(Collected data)
***

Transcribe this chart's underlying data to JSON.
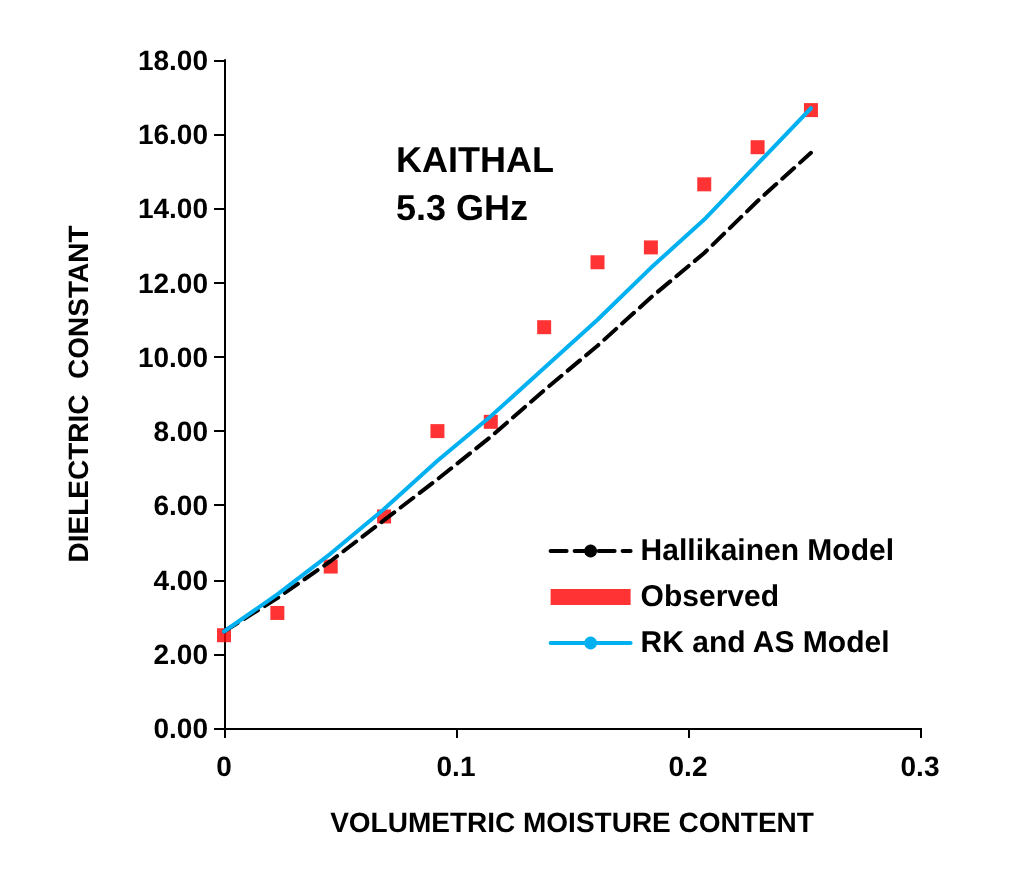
{
  "chart_data": {
    "type": "line",
    "xlabel": "VOLUMETRIC MOISTURE CONTENT",
    "ylabel": "DIELECTRIC  CONSTANT",
    "annotations": [
      "KAITHAL\n5.3 GHz"
    ],
    "x": [
      0,
      0.023,
      0.046,
      0.069,
      0.092,
      0.115,
      0.138,
      0.161,
      0.184,
      0.207,
      0.23,
      0.253
    ],
    "series": [
      {
        "name": "Hallikainen Model",
        "color": "#000000",
        "line_style": "dashed",
        "marker": "none",
        "values": [
          2.6,
          3.5,
          4.5,
          5.6,
          6.7,
          7.85,
          9.1,
          10.3,
          11.6,
          12.8,
          14.2,
          15.5
        ]
      },
      {
        "name": "Observed",
        "type": "scatter",
        "color": "#ff0000",
        "marker": "square",
        "values": [
          2.5,
          3.1,
          4.35,
          5.7,
          8.0,
          8.25,
          10.8,
          12.55,
          12.95,
          14.65,
          15.65,
          16.65
        ]
      },
      {
        "name": "RK and AS Model",
        "color": "#00b0f0",
        "line_style": "solid",
        "marker": "none",
        "values": [
          2.6,
          3.6,
          4.7,
          5.9,
          7.2,
          8.4,
          9.7,
          11.0,
          12.4,
          13.7,
          15.2,
          16.7
        ]
      }
    ],
    "xlim": [
      0,
      0.3
    ],
    "xticks": [
      0,
      0.1,
      0.2,
      0.3
    ],
    "ylim": [
      0,
      18
    ],
    "yticks": [
      {
        "value": 0,
        "label": "0.00"
      },
      {
        "value": 2,
        "label": "2.00"
      },
      {
        "value": 4,
        "label": "4.00"
      },
      {
        "value": 6,
        "label": "6.00"
      },
      {
        "value": 8,
        "label": "8.00"
      },
      {
        "value": 10,
        "label": "10.00"
      },
      {
        "value": 12,
        "label": "12.00"
      },
      {
        "value": 14,
        "label": "14.00"
      },
      {
        "value": 16,
        "label": "16.00"
      },
      {
        "value": 18,
        "label": "18.00"
      }
    ],
    "grid": false,
    "legend": "bottom right"
  }
}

***

STATED EXERCISE:
Locate the string "name" in the listing above and copy every line where it occurs.

REPLY:
        "name": "Hallikainen Model",
        "name": "Observed",
        "name": "RK and AS Model",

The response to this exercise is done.